▶ [Excerpted records]:
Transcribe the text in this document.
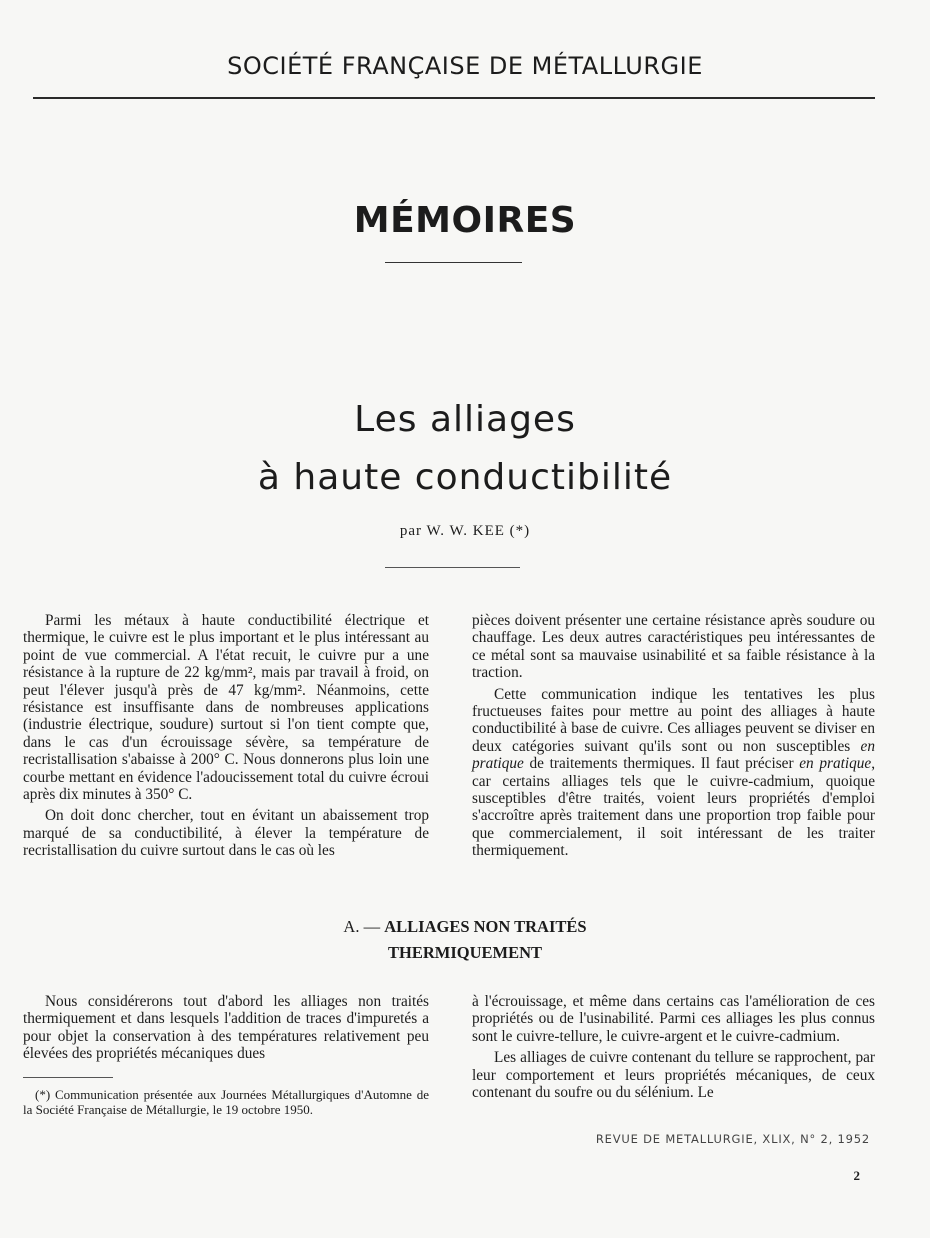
SOCIÉTÉ FRANÇAISE DE MÉTALLURGIE
MÉMOIRES
Les alliages
à haute conductibilité
par W. W. KEE (*)

Parmi les métaux à haute conductibilité électrique et thermique, le cuivre est le plus important et le plus intéressant au point de vue commercial. A l'état recuit, le cuivre pur a une résistance à la rupture de 22 kg/mm², mais par travail à froid, on peut l'élever jusqu'à près de 47 kg/mm². Néanmoins, cette résistance est insuffisante dans de nombreuses applications (industrie électrique, soudure) surtout si l'on tient compte que, dans le cas d'un écrouissage sévère, sa température de recristallisation s'abaisse à 200° C. Nous donnerons plus loin une courbe mettant en évidence l'adoucissement total du cuivre écroui après dix minutes à 350° C.

On doit donc chercher, tout en évitant un abaissement trop marqué de sa conductibilité, à élever la température de recristallisation du cuivre surtout dans le cas où les

pièces doivent présenter une certaine résistance après soudure ou chauffage. Les deux autres caractéristiques peu intéressantes de ce métal sont sa mauvaise usinabilité et sa faible résistance à la traction.

Cette communication indique les tentatives les plus fructueuses faites pour mettre au point des alliages à haute conductibilité à base de cuivre. Ces alliages peuvent se diviser en deux catégories suivant qu'ils sont ou non susceptibles en pratique de traitements thermiques. Il faut préciser en pratique, car certains alliages tels que le cuivre-cadmium, quoique susceptibles d'être traités, voient leurs propriétés d'emploi s'accroître après traitement dans une proportion trop faible pour que commercialement, il soit intéressant de les traiter thermiquement.

A. — ALLIAGES NON TRAITÉS
THERMIQUEMENT

Nous considérerons tout d'abord les alliages non traités thermiquement et dans lesquels l'addition de traces d'impuretés a pour objet la conservation à des températures relativement peu élevées des propriétés mécaniques dues

à l'écrouissage, et même dans certains cas l'amélioration de ces propriétés ou de l'usinabilité. Parmi ces alliages les plus connus sont le cuivre-tellure, le cuivre-argent et le cuivre-cadmium.

Les alliages de cuivre contenant du tellure se rapprochent, par leur comportement et leurs propriétés mécaniques, de ceux contenant du soufre ou du sélénium. Le

(*) Communication présentée aux Journées Métallurgiques d'Automne de la Société Française de Métallurgie, le 19 octobre 1950.

REVUE DE METALLURGIE, XLIX, N° 2, 1952
2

▶ [Directive]:
Find every line of the data that holds the string "recristallisation", then say how many there are and nothing else.

▶ [Task result]:
2